------ Data provided

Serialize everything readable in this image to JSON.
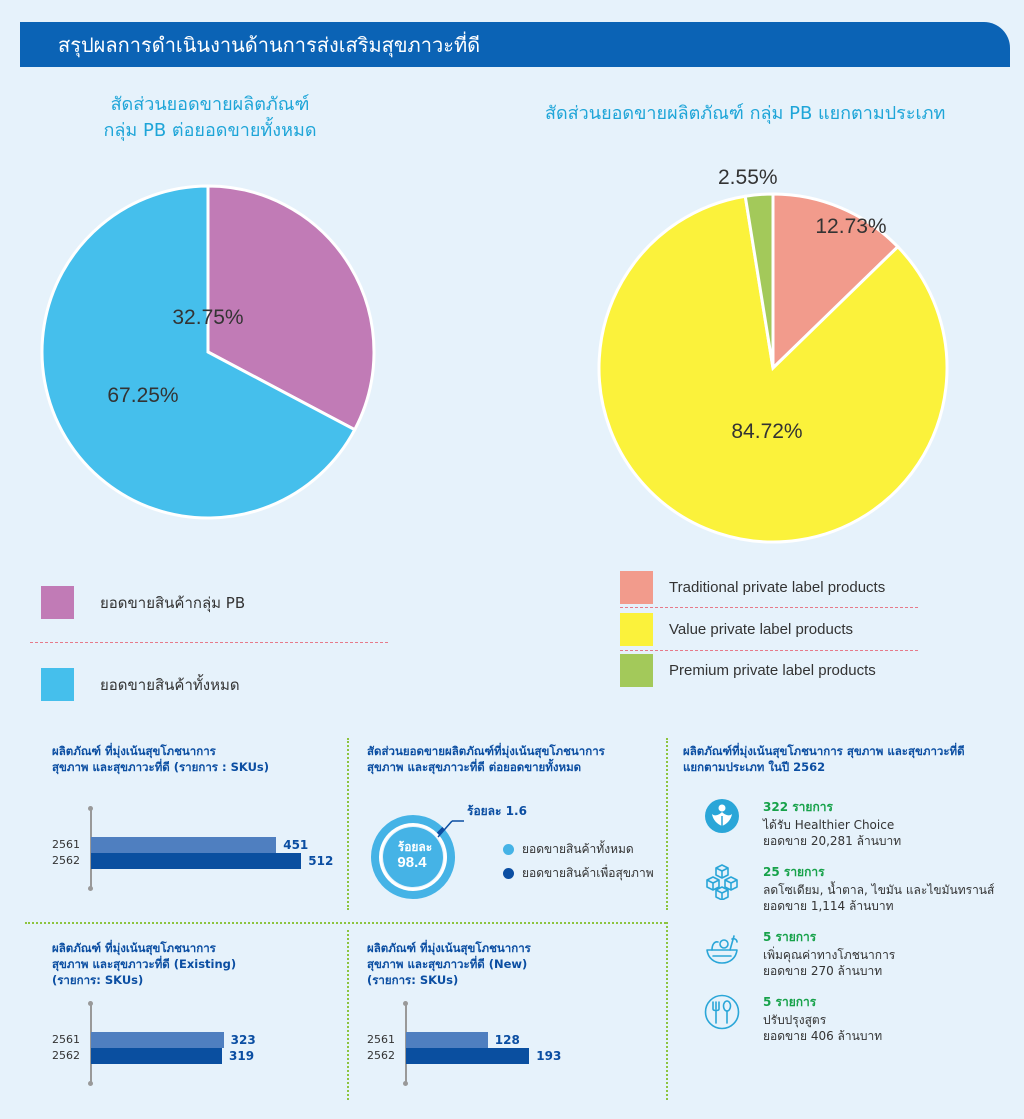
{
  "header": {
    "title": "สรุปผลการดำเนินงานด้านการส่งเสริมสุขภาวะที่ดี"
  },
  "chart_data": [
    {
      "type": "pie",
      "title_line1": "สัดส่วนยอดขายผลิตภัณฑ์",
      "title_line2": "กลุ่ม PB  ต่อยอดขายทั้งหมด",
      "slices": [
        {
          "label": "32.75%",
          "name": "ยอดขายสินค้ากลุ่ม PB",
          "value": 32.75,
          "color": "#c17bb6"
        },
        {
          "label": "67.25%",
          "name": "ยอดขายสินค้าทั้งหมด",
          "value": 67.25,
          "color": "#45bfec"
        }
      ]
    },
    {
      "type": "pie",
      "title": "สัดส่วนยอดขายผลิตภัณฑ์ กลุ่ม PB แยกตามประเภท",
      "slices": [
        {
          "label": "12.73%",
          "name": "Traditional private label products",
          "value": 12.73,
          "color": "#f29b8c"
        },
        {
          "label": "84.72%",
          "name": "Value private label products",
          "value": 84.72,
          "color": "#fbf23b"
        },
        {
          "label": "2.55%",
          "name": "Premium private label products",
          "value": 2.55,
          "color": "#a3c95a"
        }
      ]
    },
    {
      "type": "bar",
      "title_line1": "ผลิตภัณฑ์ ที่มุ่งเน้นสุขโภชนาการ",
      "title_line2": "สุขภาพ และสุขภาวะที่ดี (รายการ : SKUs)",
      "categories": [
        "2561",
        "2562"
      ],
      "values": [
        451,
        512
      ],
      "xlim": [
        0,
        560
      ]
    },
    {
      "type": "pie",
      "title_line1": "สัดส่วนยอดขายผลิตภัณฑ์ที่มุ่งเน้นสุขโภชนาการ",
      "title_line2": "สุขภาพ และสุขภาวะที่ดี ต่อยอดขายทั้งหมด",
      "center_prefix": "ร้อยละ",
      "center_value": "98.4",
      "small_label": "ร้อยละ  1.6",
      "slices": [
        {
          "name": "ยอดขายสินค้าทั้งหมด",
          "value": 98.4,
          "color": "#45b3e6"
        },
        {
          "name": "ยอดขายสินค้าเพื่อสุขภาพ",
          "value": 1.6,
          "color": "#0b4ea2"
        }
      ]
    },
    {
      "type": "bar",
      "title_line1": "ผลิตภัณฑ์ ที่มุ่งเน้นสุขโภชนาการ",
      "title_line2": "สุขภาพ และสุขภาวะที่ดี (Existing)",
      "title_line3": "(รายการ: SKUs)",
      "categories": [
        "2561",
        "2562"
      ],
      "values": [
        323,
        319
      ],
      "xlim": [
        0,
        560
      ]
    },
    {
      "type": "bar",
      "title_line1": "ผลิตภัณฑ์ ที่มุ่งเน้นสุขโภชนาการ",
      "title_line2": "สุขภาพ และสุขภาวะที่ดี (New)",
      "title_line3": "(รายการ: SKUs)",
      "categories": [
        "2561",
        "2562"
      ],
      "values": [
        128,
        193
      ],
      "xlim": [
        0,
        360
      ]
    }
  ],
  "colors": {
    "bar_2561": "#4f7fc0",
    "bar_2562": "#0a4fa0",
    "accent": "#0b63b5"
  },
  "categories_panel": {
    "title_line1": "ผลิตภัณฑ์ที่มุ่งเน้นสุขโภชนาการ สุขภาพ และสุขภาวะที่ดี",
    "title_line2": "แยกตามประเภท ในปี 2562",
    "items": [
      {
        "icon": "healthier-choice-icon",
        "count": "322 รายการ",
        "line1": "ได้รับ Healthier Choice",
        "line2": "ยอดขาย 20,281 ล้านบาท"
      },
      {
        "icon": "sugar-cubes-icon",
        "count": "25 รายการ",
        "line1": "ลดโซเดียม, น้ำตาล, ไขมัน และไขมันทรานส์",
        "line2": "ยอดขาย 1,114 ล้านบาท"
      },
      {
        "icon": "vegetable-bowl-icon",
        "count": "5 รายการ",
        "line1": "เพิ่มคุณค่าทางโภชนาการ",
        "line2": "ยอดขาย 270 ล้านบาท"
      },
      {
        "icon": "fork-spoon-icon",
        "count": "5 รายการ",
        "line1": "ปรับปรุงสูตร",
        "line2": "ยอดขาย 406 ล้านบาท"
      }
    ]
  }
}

------------

Work instructions: Replicate the material above verbatim; images stay out of the copy.

Response for this exercise:
Serialize everything readable in this image to JSON.
{
  "header": {
    "title": "สรุปผลการดำเนินงานด้านการส่งเสริมสุขภาวะที่ดี"
  },
  "chart_data": [
    {
      "type": "pie",
      "title_line1": "สัดส่วนยอดขายผลิตภัณฑ์",
      "title_line2": "กลุ่ม PB  ต่อยอดขายทั้งหมด",
      "slices": [
        {
          "label": "32.75%",
          "name": "ยอดขายสินค้ากลุ่ม PB",
          "value": 32.75,
          "color": "#c17bb6"
        },
        {
          "label": "67.25%",
          "name": "ยอดขายสินค้าทั้งหมด",
          "value": 67.25,
          "color": "#45bfec"
        }
      ]
    },
    {
      "type": "pie",
      "title": "สัดส่วนยอดขายผลิตภัณฑ์ กลุ่ม PB แยกตามประเภท",
      "slices": [
        {
          "label": "12.73%",
          "name": "Traditional private label products",
          "value": 12.73,
          "color": "#f29b8c"
        },
        {
          "label": "84.72%",
          "name": "Value private label products",
          "value": 84.72,
          "color": "#fbf23b"
        },
        {
          "label": "2.55%",
          "name": "Premium private label products",
          "value": 2.55,
          "color": "#a3c95a"
        }
      ]
    },
    {
      "type": "bar",
      "title_line1": "ผลิตภัณฑ์ ที่มุ่งเน้นสุขโภชนาการ",
      "title_line2": "สุขภาพ และสุขภาวะที่ดี (รายการ : SKUs)",
      "categories": [
        "2561",
        "2562"
      ],
      "values": [
        451,
        512
      ],
      "xlim": [
        0,
        560
      ]
    },
    {
      "type": "pie",
      "title_line1": "สัดส่วนยอดขายผลิตภัณฑ์ที่มุ่งเน้นสุขโภชนาการ",
      "title_line2": "สุขภาพ และสุขภาวะที่ดี ต่อยอดขายทั้งหมด",
      "center_prefix": "ร้อยละ",
      "center_value": "98.4",
      "small_label": "ร้อยละ  1.6",
      "slices": [
        {
          "name": "ยอดขายสินค้าทั้งหมด",
          "value": 98.4,
          "color": "#45b3e6"
        },
        {
          "name": "ยอดขายสินค้าเพื่อสุขภาพ",
          "value": 1.6,
          "color": "#0b4ea2"
        }
      ]
    },
    {
      "type": "bar",
      "title_line1": "ผลิตภัณฑ์ ที่มุ่งเน้นสุขโภชนาการ",
      "title_line2": "สุขภาพ และสุขภาวะที่ดี (Existing)",
      "title_line3": "(รายการ: SKUs)",
      "categories": [
        "2561",
        "2562"
      ],
      "values": [
        323,
        319
      ],
      "xlim": [
        0,
        560
      ]
    },
    {
      "type": "bar",
      "title_line1": "ผลิตภัณฑ์ ที่มุ่งเน้นสุขโภชนาการ",
      "title_line2": "สุขภาพ และสุขภาวะที่ดี (New)",
      "title_line3": "(รายการ: SKUs)",
      "categories": [
        "2561",
        "2562"
      ],
      "values": [
        128,
        193
      ],
      "xlim": [
        0,
        360
      ]
    }
  ],
  "colors": {
    "bar_2561": "#4f7fc0",
    "bar_2562": "#0a4fa0",
    "accent": "#0b63b5"
  },
  "categories_panel": {
    "title_line1": "ผลิตภัณฑ์ที่มุ่งเน้นสุขโภชนาการ สุขภาพ และสุขภาวะที่ดี",
    "title_line2": "แยกตามประเภท ในปี 2562",
    "items": [
      {
        "icon": "healthier-choice-icon",
        "count": "322 รายการ",
        "line1": "ได้รับ Healthier Choice",
        "line2": "ยอดขาย 20,281 ล้านบาท"
      },
      {
        "icon": "sugar-cubes-icon",
        "count": "25 รายการ",
        "line1": "ลดโซเดียม, น้ำตาล, ไขมัน และไขมันทรานส์",
        "line2": "ยอดขาย 1,114 ล้านบาท"
      },
      {
        "icon": "vegetable-bowl-icon",
        "count": "5 รายการ",
        "line1": "เพิ่มคุณค่าทางโภชนาการ",
        "line2": "ยอดขาย 270 ล้านบาท"
      },
      {
        "icon": "fork-spoon-icon",
        "count": "5 รายการ",
        "line1": "ปรับปรุงสูตร",
        "line2": "ยอดขาย 406 ล้านบาท"
      }
    ]
  }
}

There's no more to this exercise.